--- START OF RECORD EXTRACTS ---
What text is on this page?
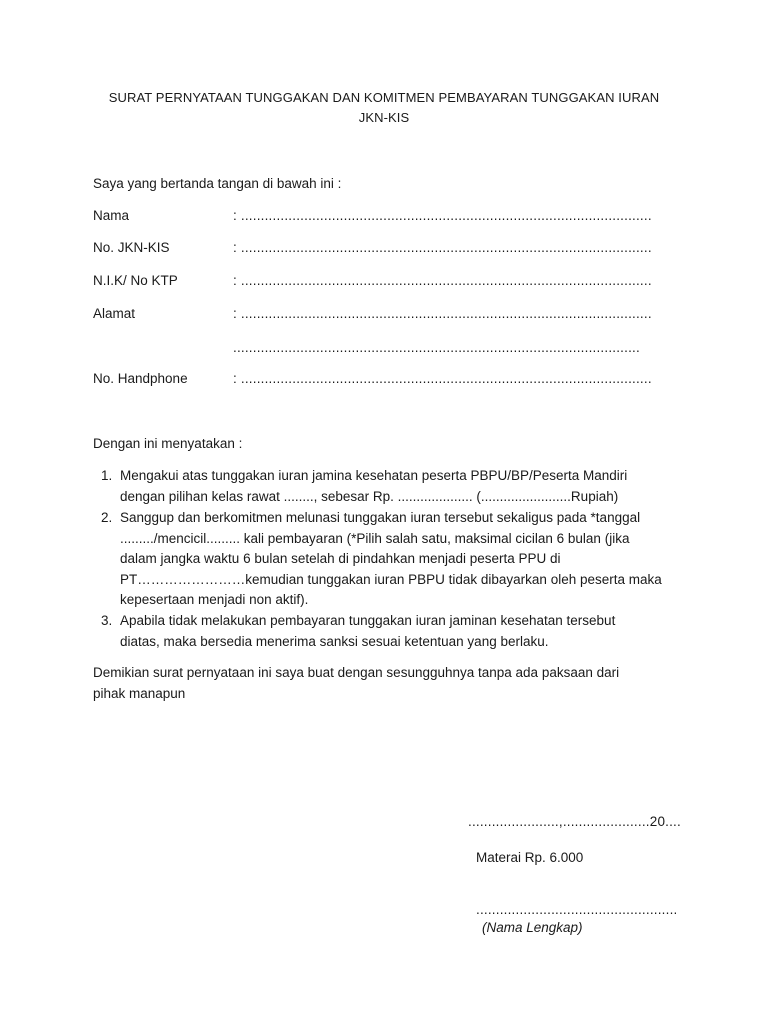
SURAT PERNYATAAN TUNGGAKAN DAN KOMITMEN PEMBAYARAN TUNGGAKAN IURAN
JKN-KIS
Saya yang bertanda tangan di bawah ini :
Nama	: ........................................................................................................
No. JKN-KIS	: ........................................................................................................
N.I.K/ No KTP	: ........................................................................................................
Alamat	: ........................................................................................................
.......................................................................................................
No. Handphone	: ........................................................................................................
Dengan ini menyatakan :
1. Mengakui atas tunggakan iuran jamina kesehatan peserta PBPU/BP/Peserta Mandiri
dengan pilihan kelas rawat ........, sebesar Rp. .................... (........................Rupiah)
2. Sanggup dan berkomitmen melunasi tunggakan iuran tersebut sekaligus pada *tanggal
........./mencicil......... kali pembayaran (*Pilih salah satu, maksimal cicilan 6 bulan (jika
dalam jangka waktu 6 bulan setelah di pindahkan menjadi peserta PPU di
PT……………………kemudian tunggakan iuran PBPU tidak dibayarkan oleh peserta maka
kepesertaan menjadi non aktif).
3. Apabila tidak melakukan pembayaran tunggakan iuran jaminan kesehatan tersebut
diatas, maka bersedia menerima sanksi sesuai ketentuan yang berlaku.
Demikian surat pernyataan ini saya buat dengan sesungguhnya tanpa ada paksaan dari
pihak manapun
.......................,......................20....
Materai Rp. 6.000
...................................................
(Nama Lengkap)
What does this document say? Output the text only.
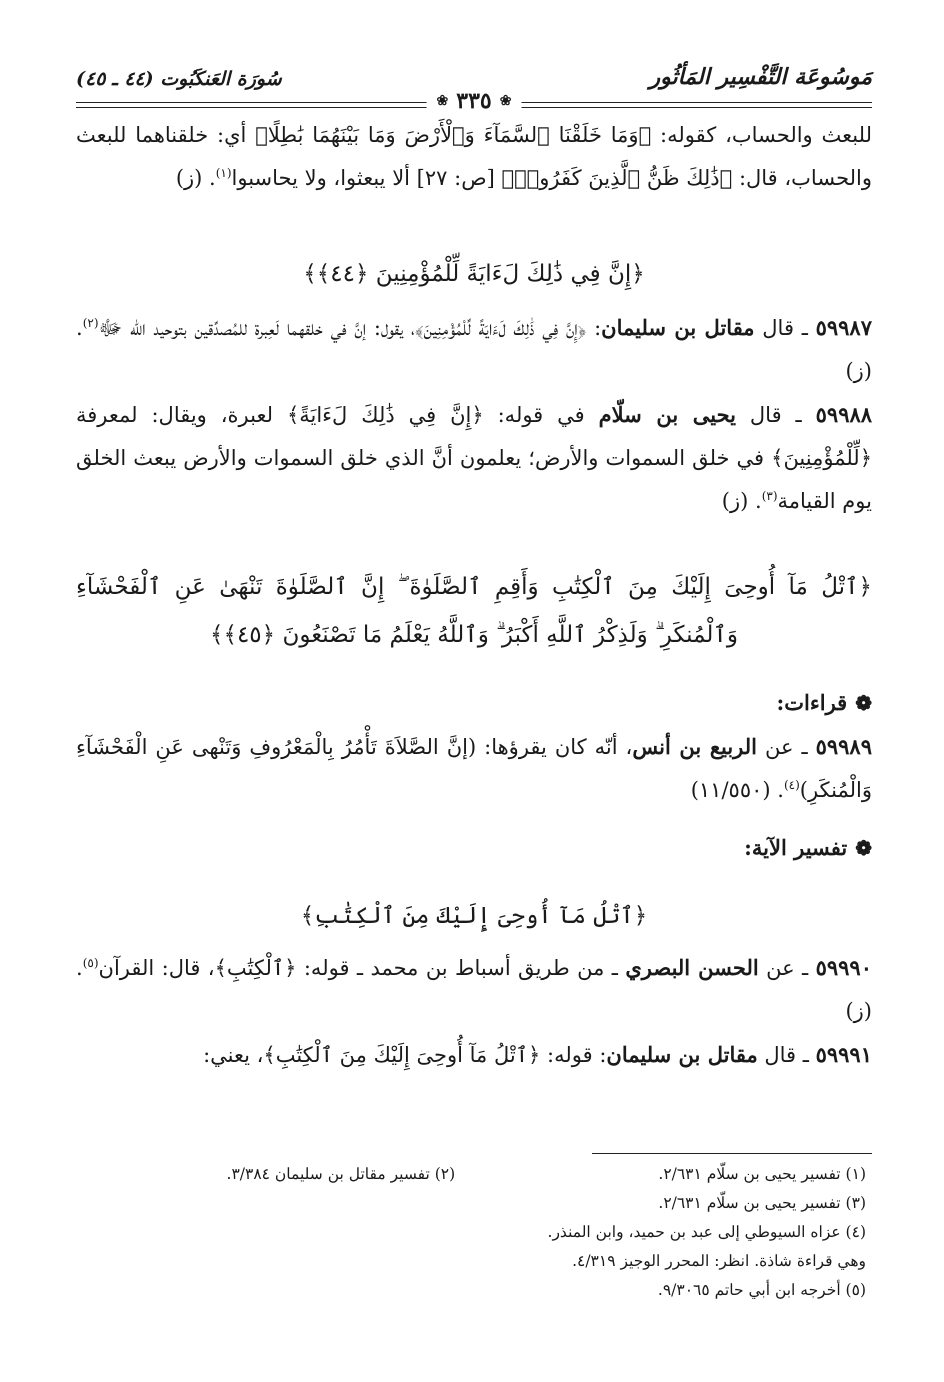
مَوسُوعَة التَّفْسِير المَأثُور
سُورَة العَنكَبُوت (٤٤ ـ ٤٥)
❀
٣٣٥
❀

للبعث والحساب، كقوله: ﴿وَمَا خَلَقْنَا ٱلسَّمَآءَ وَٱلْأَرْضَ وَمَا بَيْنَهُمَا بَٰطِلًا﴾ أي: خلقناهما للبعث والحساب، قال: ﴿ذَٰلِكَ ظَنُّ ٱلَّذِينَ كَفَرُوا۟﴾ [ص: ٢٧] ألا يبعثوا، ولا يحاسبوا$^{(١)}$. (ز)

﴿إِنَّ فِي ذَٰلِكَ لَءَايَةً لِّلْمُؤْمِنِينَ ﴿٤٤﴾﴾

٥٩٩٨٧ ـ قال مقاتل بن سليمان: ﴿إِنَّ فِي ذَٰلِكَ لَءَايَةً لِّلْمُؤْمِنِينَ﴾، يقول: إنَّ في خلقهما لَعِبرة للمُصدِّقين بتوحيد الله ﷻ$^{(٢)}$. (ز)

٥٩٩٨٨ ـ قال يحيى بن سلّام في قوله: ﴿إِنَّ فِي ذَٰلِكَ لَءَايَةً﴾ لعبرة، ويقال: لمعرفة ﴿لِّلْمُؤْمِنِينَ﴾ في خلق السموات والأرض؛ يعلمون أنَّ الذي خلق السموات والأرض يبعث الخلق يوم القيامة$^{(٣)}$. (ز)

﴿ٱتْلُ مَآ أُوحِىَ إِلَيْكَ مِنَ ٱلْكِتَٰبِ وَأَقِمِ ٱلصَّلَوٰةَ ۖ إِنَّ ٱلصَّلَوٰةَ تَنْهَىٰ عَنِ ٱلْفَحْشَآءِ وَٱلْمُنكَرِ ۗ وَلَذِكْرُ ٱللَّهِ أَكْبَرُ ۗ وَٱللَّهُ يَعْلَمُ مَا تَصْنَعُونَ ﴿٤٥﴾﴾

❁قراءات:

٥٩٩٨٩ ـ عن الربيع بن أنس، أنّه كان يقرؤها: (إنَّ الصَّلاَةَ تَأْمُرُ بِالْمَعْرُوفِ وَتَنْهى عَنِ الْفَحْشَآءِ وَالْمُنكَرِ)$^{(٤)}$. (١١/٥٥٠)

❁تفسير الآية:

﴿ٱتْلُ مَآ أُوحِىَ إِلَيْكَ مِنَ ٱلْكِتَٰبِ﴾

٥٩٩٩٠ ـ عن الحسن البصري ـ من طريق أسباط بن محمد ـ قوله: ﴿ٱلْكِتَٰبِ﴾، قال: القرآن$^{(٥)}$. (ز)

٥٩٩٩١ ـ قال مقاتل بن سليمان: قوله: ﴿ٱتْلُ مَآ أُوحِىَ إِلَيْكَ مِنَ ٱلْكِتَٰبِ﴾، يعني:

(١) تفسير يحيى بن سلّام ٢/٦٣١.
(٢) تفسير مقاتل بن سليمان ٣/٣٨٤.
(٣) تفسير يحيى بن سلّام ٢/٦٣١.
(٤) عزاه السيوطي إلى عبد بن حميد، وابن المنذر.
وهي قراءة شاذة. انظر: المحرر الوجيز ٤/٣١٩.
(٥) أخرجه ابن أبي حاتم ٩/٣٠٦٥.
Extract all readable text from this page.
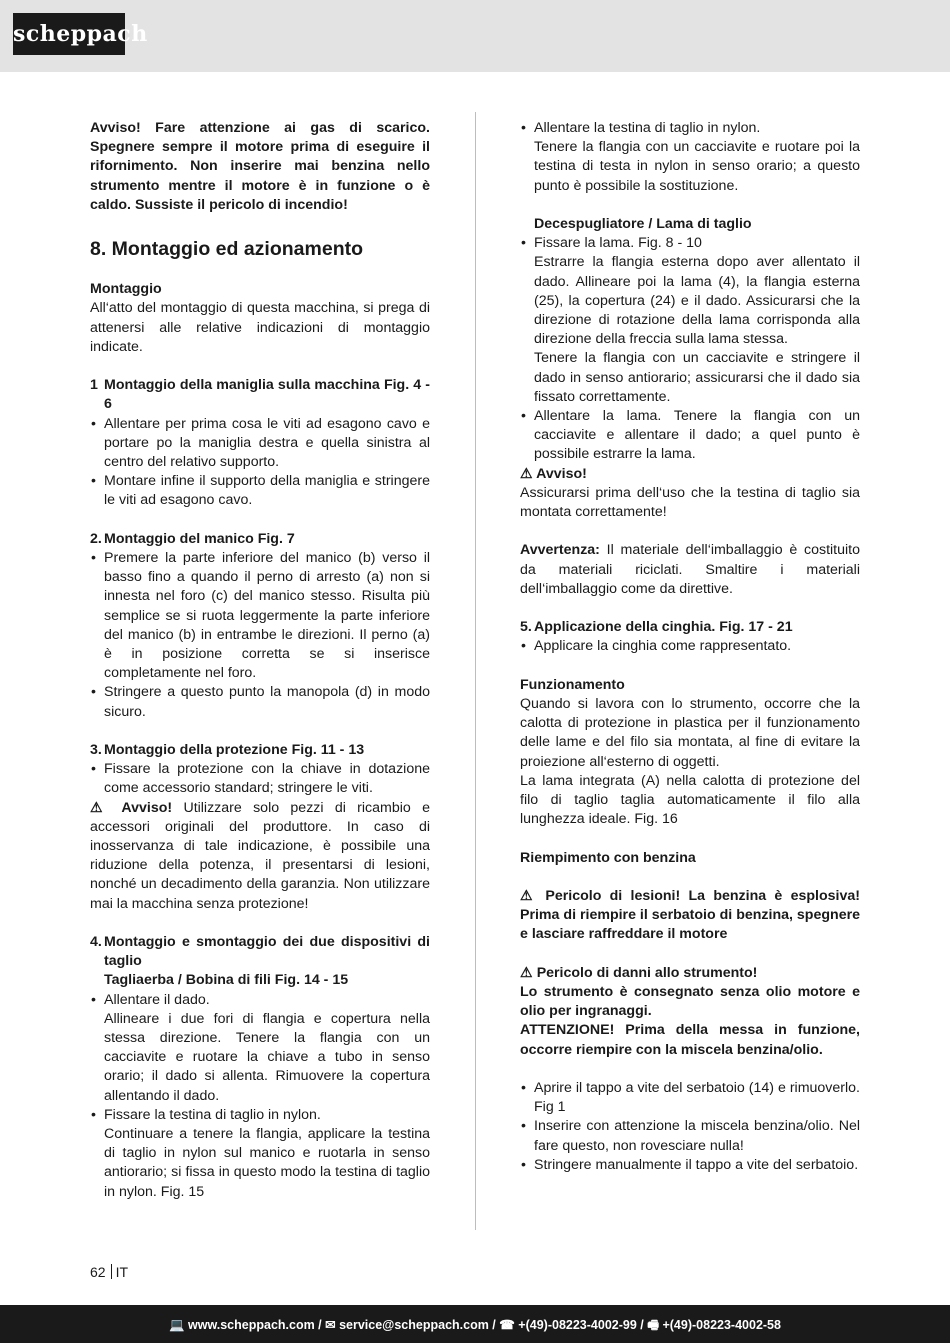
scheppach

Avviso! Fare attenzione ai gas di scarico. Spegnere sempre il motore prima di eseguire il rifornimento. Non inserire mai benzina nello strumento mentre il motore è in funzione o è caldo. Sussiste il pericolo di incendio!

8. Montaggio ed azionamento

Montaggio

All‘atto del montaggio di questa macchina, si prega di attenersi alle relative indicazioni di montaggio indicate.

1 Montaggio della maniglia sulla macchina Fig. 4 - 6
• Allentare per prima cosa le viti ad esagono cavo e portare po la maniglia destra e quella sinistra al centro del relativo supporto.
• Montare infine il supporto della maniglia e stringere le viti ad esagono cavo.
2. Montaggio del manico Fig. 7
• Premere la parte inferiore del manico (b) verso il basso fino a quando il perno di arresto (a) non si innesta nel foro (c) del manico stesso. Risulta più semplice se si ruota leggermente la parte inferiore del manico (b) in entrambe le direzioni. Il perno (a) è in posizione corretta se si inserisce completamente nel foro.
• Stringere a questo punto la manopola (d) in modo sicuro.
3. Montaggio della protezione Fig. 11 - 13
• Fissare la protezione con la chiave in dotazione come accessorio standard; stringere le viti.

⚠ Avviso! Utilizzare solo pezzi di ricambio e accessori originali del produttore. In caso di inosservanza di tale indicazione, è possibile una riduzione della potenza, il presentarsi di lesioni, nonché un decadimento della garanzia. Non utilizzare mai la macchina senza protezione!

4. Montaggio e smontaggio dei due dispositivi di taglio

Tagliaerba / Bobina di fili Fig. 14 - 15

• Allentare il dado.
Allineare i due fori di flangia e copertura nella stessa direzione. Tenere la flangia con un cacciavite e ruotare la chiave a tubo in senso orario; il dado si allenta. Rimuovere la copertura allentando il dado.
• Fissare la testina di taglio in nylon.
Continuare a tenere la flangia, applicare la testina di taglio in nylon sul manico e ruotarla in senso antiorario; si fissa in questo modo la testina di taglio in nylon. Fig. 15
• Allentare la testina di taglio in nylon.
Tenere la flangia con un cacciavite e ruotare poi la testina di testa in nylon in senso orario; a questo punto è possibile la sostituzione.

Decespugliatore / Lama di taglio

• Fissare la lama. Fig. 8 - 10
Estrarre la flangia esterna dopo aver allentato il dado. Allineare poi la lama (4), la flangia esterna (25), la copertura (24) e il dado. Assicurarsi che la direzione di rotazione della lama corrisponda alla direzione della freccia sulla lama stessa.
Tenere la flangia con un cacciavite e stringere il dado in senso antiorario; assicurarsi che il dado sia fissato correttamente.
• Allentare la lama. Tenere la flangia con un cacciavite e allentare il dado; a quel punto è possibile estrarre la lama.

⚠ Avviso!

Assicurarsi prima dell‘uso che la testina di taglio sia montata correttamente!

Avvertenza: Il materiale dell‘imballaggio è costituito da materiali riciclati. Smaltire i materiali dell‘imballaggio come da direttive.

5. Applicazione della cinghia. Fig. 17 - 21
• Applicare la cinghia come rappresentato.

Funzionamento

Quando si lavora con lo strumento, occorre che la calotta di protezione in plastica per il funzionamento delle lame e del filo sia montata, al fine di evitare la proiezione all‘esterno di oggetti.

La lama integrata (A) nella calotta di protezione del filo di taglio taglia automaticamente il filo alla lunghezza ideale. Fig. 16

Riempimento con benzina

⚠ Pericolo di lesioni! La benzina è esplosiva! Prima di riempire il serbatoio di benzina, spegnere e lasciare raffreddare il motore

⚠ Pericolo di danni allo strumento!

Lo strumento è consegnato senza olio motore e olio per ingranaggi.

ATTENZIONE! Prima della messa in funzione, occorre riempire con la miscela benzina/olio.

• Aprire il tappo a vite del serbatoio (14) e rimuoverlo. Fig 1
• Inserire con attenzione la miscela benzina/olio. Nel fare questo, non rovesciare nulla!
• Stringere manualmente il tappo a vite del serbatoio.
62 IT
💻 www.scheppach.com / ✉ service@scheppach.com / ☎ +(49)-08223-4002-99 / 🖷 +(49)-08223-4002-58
--- END OF RECORD EXTRACTS ---
§ **TASK GOAL**
Using the data above, copy each line that contains "page".

§ **RESULT FOR THIS EXERCISE**
What text is on this page?
Extract all readable text from this page.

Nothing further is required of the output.